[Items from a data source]
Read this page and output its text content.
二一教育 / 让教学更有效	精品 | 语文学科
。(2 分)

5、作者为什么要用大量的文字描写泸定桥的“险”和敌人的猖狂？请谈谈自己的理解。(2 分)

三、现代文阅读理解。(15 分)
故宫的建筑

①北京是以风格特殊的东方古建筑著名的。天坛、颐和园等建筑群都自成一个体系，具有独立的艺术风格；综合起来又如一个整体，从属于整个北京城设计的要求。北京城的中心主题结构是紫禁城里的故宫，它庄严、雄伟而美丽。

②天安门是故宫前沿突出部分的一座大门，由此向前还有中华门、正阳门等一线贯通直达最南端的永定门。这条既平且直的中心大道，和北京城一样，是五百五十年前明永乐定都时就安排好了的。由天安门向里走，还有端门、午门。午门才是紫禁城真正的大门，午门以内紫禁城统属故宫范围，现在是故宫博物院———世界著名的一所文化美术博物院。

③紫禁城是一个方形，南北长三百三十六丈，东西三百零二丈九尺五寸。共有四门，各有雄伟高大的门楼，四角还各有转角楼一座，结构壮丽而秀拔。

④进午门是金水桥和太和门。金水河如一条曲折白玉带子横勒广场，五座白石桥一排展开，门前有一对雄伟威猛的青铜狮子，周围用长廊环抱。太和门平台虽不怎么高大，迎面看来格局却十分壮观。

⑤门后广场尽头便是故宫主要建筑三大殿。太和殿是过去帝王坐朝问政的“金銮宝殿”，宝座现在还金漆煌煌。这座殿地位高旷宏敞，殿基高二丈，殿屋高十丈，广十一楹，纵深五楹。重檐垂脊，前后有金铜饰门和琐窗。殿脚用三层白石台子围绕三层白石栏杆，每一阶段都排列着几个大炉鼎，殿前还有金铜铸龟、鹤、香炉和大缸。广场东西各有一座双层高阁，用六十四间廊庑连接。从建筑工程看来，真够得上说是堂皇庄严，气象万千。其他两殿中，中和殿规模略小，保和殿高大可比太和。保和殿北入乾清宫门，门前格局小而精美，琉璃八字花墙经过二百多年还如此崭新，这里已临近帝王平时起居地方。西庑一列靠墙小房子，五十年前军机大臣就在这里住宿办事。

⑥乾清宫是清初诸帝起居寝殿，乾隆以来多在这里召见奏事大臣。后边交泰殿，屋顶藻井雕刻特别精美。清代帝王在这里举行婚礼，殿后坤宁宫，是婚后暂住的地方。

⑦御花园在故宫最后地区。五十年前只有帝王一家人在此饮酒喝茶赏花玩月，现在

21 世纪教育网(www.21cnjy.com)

** EXERCISE **
Extract the complete listing above, reproducing each line exactly.

** FULL ANSWER **
Read this page and output its text content.
二一教育 / 让教学更有效	精品 | 语文学科
。(2 分)

5、作者为什么要用大量的文字描写泸定桥的“险”和敌人的猖狂？请谈谈自己的理解。(2 分)

三、现代文阅读理解。(15 分)
故宫的建筑

①北京是以风格特殊的东方古建筑著名的。天坛、颐和园等建筑群都自成一个体系，具有独立的艺术风格；综合起来又如一个整体，从属于整个北京城设计的要求。北京城的中心主题结构是紫禁城里的故宫，它庄严、雄伟而美丽。

②天安门是故宫前沿突出部分的一座大门，由此向前还有中华门、正阳门等一线贯通直达最南端的永定门。这条既平且直的中心大道，和北京城一样，是五百五十年前明永乐定都时就安排好了的。由天安门向里走，还有端门、午门。午门才是紫禁城真正的大门，午门以内紫禁城统属故宫范围，现在是故宫博物院———世界著名的一所文化美术博物院。

③紫禁城是一个方形，南北长三百三十六丈，东西三百零二丈九尺五寸。共有四门，各有雄伟高大的门楼，四角还各有转角楼一座，结构壮丽而秀拔。

④进午门是金水桥和太和门。金水河如一条曲折白玉带子横勒广场，五座白石桥一排展开，门前有一对雄伟威猛的青铜狮子，周围用长廊环抱。太和门平台虽不怎么高大，迎面看来格局却十分壮观。

⑤门后广场尽头便是故宫主要建筑三大殿。太和殿是过去帝王坐朝问政的“金銮宝殿”，宝座现在还金漆煌煌。这座殿地位高旷宏敞，殿基高二丈，殿屋高十丈，广十一楹，纵深五楹。重檐垂脊，前后有金铜饰门和琐窗。殿脚用三层白石台子围绕三层白石栏杆，每一阶段都排列着几个大炉鼎，殿前还有金铜铸龟、鹤、香炉和大缸。广场东西各有一座双层高阁，用六十四间廊庑连接。从建筑工程看来，真够得上说是堂皇庄严，气象万千。其他两殿中，中和殿规模略小，保和殿高大可比太和。保和殿北入乾清宫门，门前格局小而精美，琉璃八字花墙经过二百多年还如此崭新，这里已临近帝王平时起居地方。西庑一列靠墙小房子，五十年前军机大臣就在这里住宿办事。

⑥乾清宫是清初诸帝起居寝殿，乾隆以来多在这里召见奏事大臣。后边交泰殿，屋顶藻井雕刻特别精美。清代帝王在这里举行婚礼，殿后坤宁宫，是婚后暂住的地方。

⑦御花园在故宫最后地区。五十年前只有帝王一家人在此饮酒喝茶赏花玩月，现在

21 世纪教育网(www.21cnjy.com)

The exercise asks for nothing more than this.